● **Task**: Every entry needs to be printed exactly, please.

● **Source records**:
======
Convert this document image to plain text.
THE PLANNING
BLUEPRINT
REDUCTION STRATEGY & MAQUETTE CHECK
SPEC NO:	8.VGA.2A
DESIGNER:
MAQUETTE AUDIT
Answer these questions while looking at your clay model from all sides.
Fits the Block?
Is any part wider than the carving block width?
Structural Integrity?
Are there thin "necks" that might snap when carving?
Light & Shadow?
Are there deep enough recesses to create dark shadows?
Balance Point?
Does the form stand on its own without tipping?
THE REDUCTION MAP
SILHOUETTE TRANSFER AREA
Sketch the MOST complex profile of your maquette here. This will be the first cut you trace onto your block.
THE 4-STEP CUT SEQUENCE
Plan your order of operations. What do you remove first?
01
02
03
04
======
● **Complete output**:
Convert this document image to plain text.
THE PLANNING
BLUEPRINT
REDUCTION STRATEGY & MAQUETTE CHECK
SPEC NO:	8.VGA.2A
DESIGNER:
MAQUETTE AUDIT
Answer these questions while looking at your clay model from all sides.
Fits the Block?
Is any part wider than the carving block width?
Structural Integrity?
Are there thin "necks" that might snap when carving?
Light & Shadow?
Are there deep enough recesses to create dark shadows?
Balance Point?
Does the form stand on its own without tipping?
THE REDUCTION MAP
SILHOUETTE TRANSFER AREA
Sketch the MOST complex profile of your maquette here. This will be the first cut you trace onto your block.
THE 4-STEP CUT SEQUENCE
Plan your order of operations. What do you remove first?
01
02
03
04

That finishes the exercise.